[Material for the task]
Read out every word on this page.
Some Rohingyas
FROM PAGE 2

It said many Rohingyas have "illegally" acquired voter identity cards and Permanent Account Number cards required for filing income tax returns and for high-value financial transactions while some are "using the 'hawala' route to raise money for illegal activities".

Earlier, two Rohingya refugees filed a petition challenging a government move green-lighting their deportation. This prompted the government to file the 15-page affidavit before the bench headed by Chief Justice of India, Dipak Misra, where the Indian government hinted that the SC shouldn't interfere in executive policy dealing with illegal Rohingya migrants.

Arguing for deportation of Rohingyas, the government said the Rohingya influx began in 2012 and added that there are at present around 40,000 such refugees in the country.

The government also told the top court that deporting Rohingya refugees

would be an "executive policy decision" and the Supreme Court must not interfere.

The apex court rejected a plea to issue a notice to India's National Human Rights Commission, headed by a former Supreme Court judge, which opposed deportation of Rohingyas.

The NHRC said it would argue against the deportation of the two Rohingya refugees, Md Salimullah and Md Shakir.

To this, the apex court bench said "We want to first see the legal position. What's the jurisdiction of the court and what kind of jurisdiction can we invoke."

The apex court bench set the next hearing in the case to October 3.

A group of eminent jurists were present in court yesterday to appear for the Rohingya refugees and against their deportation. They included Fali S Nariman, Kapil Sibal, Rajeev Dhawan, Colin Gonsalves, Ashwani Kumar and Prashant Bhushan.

---

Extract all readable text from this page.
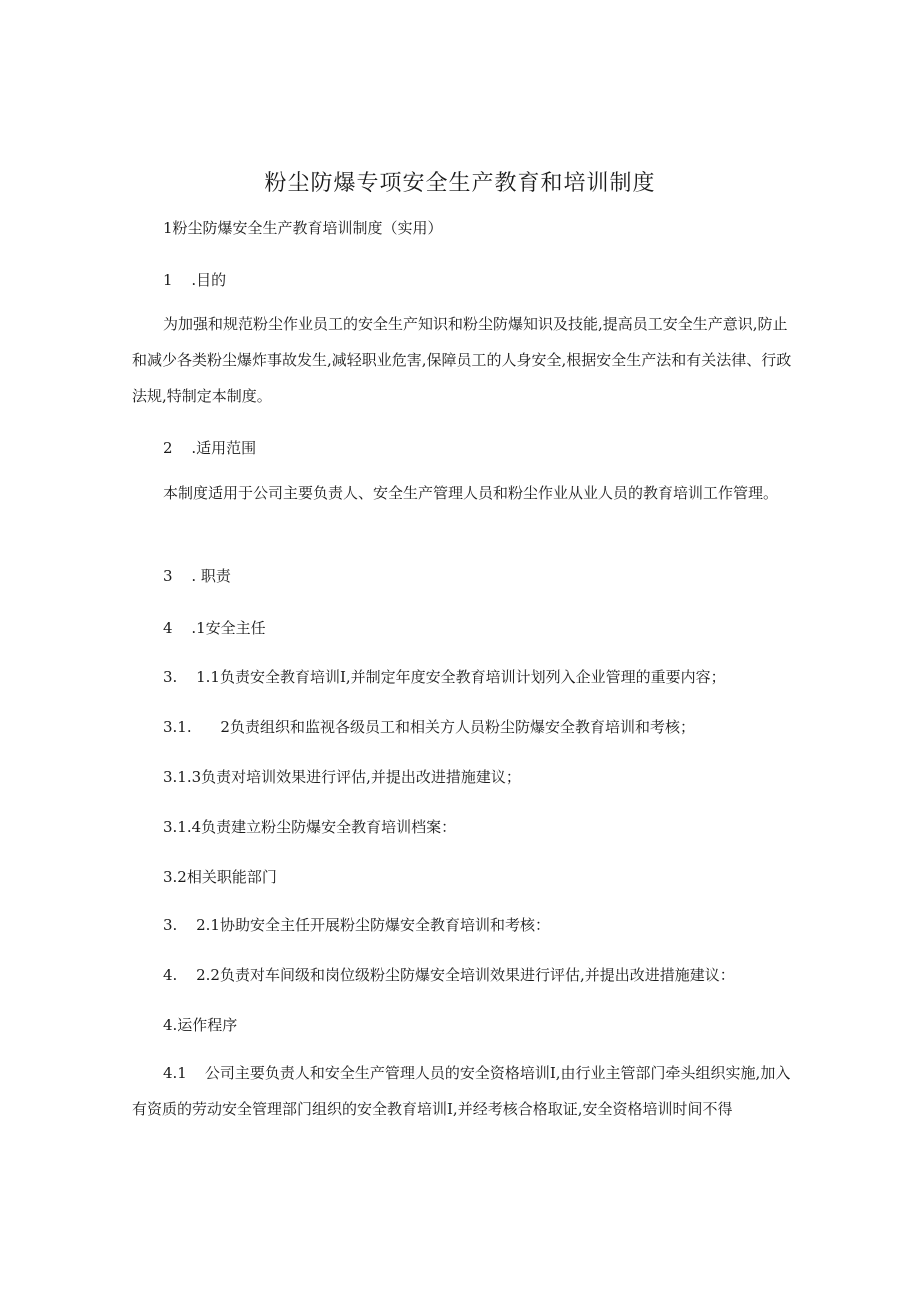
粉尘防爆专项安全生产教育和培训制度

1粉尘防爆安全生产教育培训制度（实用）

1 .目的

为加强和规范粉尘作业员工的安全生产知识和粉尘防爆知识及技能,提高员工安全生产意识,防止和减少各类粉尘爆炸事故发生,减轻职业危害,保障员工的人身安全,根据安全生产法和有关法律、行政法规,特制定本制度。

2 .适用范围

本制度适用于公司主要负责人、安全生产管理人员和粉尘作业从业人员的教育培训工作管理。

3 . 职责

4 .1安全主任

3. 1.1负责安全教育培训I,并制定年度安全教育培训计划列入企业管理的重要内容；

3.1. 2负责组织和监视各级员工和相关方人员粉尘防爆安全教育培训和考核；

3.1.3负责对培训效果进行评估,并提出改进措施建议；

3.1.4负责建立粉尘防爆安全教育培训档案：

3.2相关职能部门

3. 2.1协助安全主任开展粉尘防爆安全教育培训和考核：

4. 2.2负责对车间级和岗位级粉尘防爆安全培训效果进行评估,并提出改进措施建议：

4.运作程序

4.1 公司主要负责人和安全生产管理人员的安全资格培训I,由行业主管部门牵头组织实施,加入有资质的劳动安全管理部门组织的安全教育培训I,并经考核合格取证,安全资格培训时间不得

[Written exercise] Copy every line of the listing that includes the string "Supreme".

[The solution]
would be an "executive policy decision" and the Supreme Court must not interfere.
The apex court rejected a plea to issue a notice to India's National Human Rights Commission, headed by a former Supreme Court judge, which opposed deportation of Rohingyas.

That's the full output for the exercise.